(What is asked) Type the records out again in full, exactly.

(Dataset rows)
- - -
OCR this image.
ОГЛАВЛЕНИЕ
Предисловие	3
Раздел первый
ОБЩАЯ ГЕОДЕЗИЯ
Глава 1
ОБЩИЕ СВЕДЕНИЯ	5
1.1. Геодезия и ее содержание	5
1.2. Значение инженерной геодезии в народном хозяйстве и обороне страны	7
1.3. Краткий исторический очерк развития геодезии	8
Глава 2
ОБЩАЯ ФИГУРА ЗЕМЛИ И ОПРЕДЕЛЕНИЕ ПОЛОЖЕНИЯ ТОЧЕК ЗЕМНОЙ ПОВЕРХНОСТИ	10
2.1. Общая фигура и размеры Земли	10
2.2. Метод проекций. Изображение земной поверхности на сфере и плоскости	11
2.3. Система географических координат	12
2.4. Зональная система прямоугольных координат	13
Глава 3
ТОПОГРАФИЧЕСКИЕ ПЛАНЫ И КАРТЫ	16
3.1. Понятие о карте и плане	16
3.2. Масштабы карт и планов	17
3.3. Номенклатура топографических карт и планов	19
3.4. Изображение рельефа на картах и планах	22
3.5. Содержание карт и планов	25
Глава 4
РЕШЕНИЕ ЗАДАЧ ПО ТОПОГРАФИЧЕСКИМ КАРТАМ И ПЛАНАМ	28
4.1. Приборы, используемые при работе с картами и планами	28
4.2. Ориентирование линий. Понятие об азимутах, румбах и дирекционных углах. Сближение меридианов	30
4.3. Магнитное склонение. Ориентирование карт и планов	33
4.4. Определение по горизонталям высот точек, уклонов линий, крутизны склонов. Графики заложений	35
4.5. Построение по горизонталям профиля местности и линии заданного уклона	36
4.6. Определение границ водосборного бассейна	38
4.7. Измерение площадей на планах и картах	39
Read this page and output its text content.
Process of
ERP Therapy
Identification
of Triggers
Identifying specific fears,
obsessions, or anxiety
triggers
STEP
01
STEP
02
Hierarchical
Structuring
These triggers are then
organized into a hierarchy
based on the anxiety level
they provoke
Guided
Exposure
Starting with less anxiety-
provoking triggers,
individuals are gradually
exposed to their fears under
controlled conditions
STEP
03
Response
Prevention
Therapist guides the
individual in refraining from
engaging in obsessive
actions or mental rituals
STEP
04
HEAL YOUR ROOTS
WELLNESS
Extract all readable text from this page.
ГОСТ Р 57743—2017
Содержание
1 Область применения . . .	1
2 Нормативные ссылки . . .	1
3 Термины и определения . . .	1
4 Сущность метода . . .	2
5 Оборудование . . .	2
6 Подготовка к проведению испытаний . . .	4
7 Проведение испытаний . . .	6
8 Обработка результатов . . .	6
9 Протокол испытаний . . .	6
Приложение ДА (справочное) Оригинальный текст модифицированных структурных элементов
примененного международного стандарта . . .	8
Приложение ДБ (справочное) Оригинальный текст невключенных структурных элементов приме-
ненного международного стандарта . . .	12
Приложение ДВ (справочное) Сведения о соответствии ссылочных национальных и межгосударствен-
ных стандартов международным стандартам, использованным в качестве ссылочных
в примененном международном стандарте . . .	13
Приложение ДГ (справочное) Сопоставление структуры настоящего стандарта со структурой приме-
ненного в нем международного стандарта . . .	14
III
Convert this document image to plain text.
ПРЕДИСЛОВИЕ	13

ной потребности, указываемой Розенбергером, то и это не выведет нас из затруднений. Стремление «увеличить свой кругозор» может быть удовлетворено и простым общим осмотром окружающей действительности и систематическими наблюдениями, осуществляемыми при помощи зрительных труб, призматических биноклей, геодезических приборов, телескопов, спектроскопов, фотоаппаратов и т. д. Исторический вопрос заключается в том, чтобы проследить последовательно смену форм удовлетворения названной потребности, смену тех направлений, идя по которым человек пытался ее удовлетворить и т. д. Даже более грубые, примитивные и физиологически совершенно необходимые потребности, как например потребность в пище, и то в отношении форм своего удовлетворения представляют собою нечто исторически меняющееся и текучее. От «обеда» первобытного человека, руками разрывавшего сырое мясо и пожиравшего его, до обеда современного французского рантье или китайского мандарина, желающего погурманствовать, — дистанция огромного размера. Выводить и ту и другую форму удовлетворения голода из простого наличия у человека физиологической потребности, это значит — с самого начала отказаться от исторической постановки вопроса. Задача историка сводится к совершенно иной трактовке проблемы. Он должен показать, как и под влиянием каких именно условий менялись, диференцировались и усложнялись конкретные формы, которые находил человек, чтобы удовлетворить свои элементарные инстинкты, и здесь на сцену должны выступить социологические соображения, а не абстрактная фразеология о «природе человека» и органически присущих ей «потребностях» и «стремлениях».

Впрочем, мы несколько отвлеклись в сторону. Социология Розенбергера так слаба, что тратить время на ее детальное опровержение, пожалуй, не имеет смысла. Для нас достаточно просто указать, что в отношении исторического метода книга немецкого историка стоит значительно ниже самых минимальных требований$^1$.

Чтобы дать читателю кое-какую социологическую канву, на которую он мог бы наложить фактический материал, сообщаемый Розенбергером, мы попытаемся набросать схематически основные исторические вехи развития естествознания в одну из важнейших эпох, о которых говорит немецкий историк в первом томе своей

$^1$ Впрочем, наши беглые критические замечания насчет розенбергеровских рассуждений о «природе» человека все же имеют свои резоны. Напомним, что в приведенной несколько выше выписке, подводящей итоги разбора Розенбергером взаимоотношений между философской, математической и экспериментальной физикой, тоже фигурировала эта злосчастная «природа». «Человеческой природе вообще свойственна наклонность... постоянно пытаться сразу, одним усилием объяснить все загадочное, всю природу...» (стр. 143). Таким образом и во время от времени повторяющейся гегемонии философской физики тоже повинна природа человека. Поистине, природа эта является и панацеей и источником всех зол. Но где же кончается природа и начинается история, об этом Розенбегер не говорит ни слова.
- - -
(Written answer)
OCR this image.
ОГЛАВЛЕНИЕ
Предисловие	3
Раздел первый
ОБЩАЯ ГЕОДЕЗИЯ
Глава 1
ОБЩИЕ СВЕДЕНИЯ	5
1.1. Геодезия и ее содержание	5
1.2. Значение инженерной геодезии в народном хозяйстве и обороне страны	7
1.3. Краткий исторический очерк развития геодезии	8
Глава 2
ОБЩАЯ ФИГУРА ЗЕМЛИ И ОПРЕДЕЛЕНИЕ ПОЛОЖЕНИЯ ТОЧЕК ЗЕМНОЙ ПОВЕРХНОСТИ	10
2.1. Общая фигура и размеры Земли	10
2.2. Метод проекций. Изображение земной поверхности на сфере и плоскости	11
2.3. Система географических координат	12
2.4. Зональная система прямоугольных координат	13
Глава 3
ТОПОГРАФИЧЕСКИЕ ПЛАНЫ И КАРТЫ	16
3.1. Понятие о карте и плане	16
3.2. Масштабы карт и планов	17
3.3. Номенклатура топографических карт и планов	19
3.4. Изображение рельефа на картах и планах	22
3.5. Содержание карт и планов	25
Глава 4
РЕШЕНИЕ ЗАДАЧ ПО ТОПОГРАФИЧЕСКИМ КАРТАМ И ПЛАНАМ	28
4.1. Приборы, используемые при работе с картами и планами	28
4.2. Ориентирование линий. Понятие об азимутах, румбах и дирекционных углах. Сближение меридианов	30
4.3. Магнитное склонение. Ориентирование карт и планов	33
4.4. Определение по горизонталям высот точек, уклонов линий, крутизны склонов. Графики заложений	35
4.5. Построение по горизонталям профиля местности и линии заданного уклона	36
4.6. Определение границ водосборного бассейна	38
4.7. Измерение площадей на планах и картах	39
Read this page and output its text content.
Process of
ERP Therapy
Identification
of Triggers
Identifying specific fears,
obsessions, or anxiety
triggers
STEP
01
STEP
02
Hierarchical
Structuring
These triggers are then
organized into a hierarchy
based on the anxiety level
they provoke
Guided
Exposure
Starting with less anxiety-
provoking triggers,
individuals are gradually
exposed to their fears under
controlled conditions
STEP
03
Response
Prevention
Therapist guides the
individual in refraining from
engaging in obsessive
actions or mental rituals
STEP
04
HEAL YOUR ROOTS
WELLNESS
Extract all readable text from this page.
ГОСТ Р 57743—2017
Содержание
1 Область применения . . .	1
2 Нормативные ссылки . . .	1
3 Термины и определения . . .	1
4 Сущность метода . . .	2
5 Оборудование . . .	2
6 Подготовка к проведению испытаний . . .	4
7 Проведение испытаний . . .	6
8 Обработка результатов . . .	6
9 Протокол испытаний . . .	6
Приложение ДА (справочное) Оригинальный текст модифицированных структурных элементов
примененного международного стандарта . . .	8
Приложение ДБ (справочное) Оригинальный текст невключенных структурных элементов приме-
ненного международного стандарта . . .	12
Приложение ДВ (справочное) Сведения о соответствии ссылочных национальных и межгосударствен-
ных стандартов международным стандартам, использованным в качестве ссылочных
в примененном международном стандарте . . .	13
Приложение ДГ (справочное) Сопоставление структуры настоящего стандарта со структурой приме-
ненного в нем международного стандарта . . .	14
III
Convert this document image to plain text.
ПРЕДИСЛОВИЕ	13

ной потребности, указываемой Розенбергером, то и это не выведет нас из затруднений. Стремление «увеличить свой кругозор» может быть удовлетворено и простым общим осмотром окружающей действительности и систематическими наблюдениями, осуществляемыми при помощи зрительных труб, призматических биноклей, геодезических приборов, телескопов, спектроскопов, фотоаппаратов и т. д. Исторический вопрос заключается в том, чтобы проследить последовательно смену форм удовлетворения названной потребности, смену тех направлений, идя по которым человек пытался ее удовлетворить и т. д. Даже более грубые, примитивные и физиологически совершенно необходимые потребности, как например потребность в пище, и то в отношении форм своего удовлетворения представляют собою нечто исторически меняющееся и текучее. От «обеда» первобытного человека, руками разрывавшего сырое мясо и пожиравшего его, до обеда современного французского рантье или китайского мандарина, желающего погурманствовать, — дистанция огромного размера. Выводить и ту и другую форму удовлетворения голода из простого наличия у человека физиологической потребности, это значит — с самого начала отказаться от исторической постановки вопроса. Задача историка сводится к совершенно иной трактовке проблемы. Он должен показать, как и под влиянием каких именно условий менялись, диференцировались и усложнялись конкретные формы, которые находил человек, чтобы удовлетворить свои элементарные инстинкты, и здесь на сцену должны выступить социологические соображения, а не абстрактная фразеология о «природе человека» и органически присущих ей «потребностях» и «стремлениях».

Впрочем, мы несколько отвлеклись в сторону. Социология Розенбергера так слаба, что тратить время на ее детальное опровержение, пожалуй, не имеет смысла. Для нас достаточно просто указать, что в отношении исторического метода книга немецкого историка стоит значительно ниже самых минимальных требований$^1$.

Чтобы дать читателю кое-какую социологическую канву, на которую он мог бы наложить фактический материал, сообщаемый Розенбергером, мы попытаемся набросать схематически основные исторические вехи развития естествознания в одну из важнейших эпох, о которых говорит немецкий историк в первом томе своей

$^1$ Впрочем, наши беглые критические замечания насчет розенбергеровских рассуждений о «природе» человека все же имеют свои резоны. Напомним, что в приведенной несколько выше выписке, подводящей итоги разбора Розенбергером взаимоотношений между философской, математической и экспериментальной физикой, тоже фигурировала эта злосчастная «природа». «Человеческой природе вообще свойственна наклонность... постоянно пытаться сразу, одним усилием объяснить все загадочное, всю природу...» (стр. 143). Таким образом и во время от времени повторяющейся гегемонии философской физики тоже повинна природа человека. Поистине, природа эта является и панацеей и источником всех зол. Но где же кончается природа и начинается история, об этом Розенбегер не говорит ни слова.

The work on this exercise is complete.